— Start —

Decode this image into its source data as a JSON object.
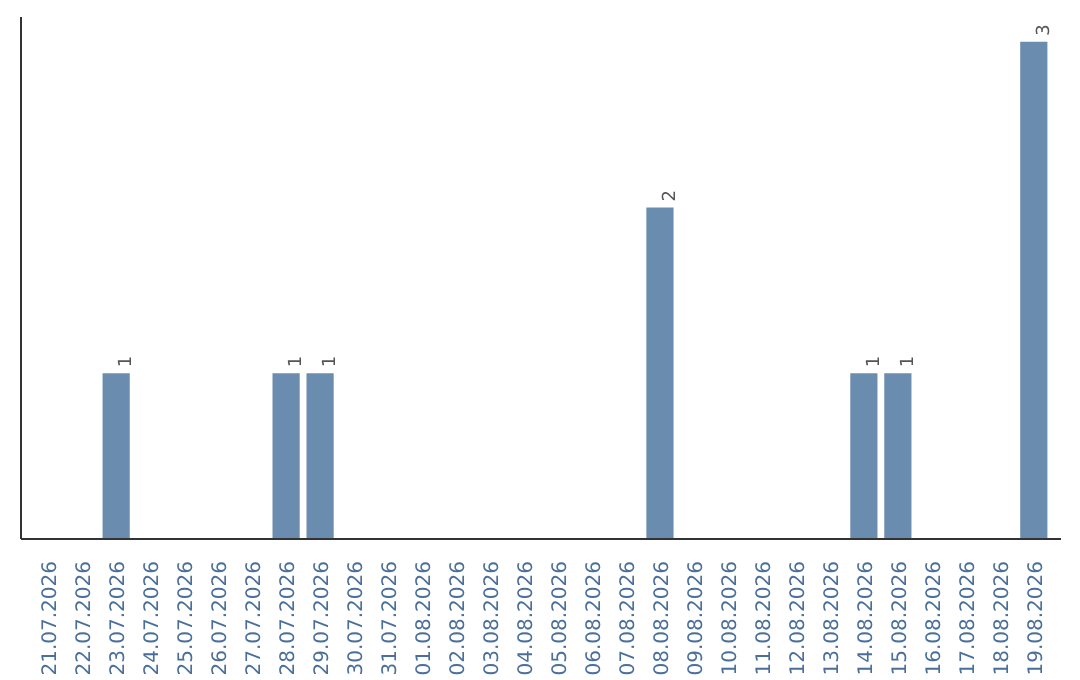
{
  "chart_data": {
    "type": "bar",
    "categories": [
      "21.07.2026",
      "22.07.2026",
      "23.07.2026",
      "24.07.2026",
      "25.07.2026",
      "26.07.2026",
      "27.07.2026",
      "28.07.2026",
      "29.07.2026",
      "30.07.2026",
      "31.07.2026",
      "01.08.2026",
      "02.08.2026",
      "03.08.2026",
      "04.08.2026",
      "05.08.2026",
      "06.08.2026",
      "07.08.2026",
      "08.08.2026",
      "09.08.2026",
      "10.08.2026",
      "11.08.2026",
      "12.08.2026",
      "13.08.2026",
      "14.08.2026",
      "15.08.2026",
      "16.08.2026",
      "17.08.2026",
      "18.08.2026",
      "19.08.2026"
    ],
    "values": [
      0,
      0,
      1,
      0,
      0,
      0,
      0,
      1,
      1,
      0,
      0,
      0,
      0,
      0,
      0,
      0,
      0,
      0,
      2,
      0,
      0,
      0,
      0,
      0,
      1,
      1,
      0,
      0,
      0,
      3
    ],
    "value_labels": [
      null,
      null,
      "1",
      null,
      null,
      null,
      null,
      "1",
      "1",
      null,
      null,
      null,
      null,
      null,
      null,
      null,
      null,
      null,
      "2",
      null,
      null,
      null,
      null,
      null,
      "1",
      "1",
      null,
      null,
      null,
      "3"
    ],
    "color": "#6a8caf",
    "tick_labels": "x",
    "grid": false
  }
}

— End —

Leaving all pictures aside, quote each record exactly.

### Solved problem
Decode this image into its source data as a JSON object.
{
  "chart_data": {
    "type": "bar",
    "categories": [
      "21.07.2026",
      "22.07.2026",
      "23.07.2026",
      "24.07.2026",
      "25.07.2026",
      "26.07.2026",
      "27.07.2026",
      "28.07.2026",
      "29.07.2026",
      "30.07.2026",
      "31.07.2026",
      "01.08.2026",
      "02.08.2026",
      "03.08.2026",
      "04.08.2026",
      "05.08.2026",
      "06.08.2026",
      "07.08.2026",
      "08.08.2026",
      "09.08.2026",
      "10.08.2026",
      "11.08.2026",
      "12.08.2026",
      "13.08.2026",
      "14.08.2026",
      "15.08.2026",
      "16.08.2026",
      "17.08.2026",
      "18.08.2026",
      "19.08.2026"
    ],
    "values": [
      0,
      0,
      1,
      0,
      0,
      0,
      0,
      1,
      1,
      0,
      0,
      0,
      0,
      0,
      0,
      0,
      0,
      0,
      2,
      0,
      0,
      0,
      0,
      0,
      1,
      1,
      0,
      0,
      0,
      3
    ],
    "value_labels": [
      null,
      null,
      "1",
      null,
      null,
      null,
      null,
      "1",
      "1",
      null,
      null,
      null,
      null,
      null,
      null,
      null,
      null,
      null,
      "2",
      null,
      null,
      null,
      null,
      null,
      "1",
      "1",
      null,
      null,
      null,
      "3"
    ],
    "color": "#6a8caf",
    "tick_labels": "x",
    "grid": false
  }
}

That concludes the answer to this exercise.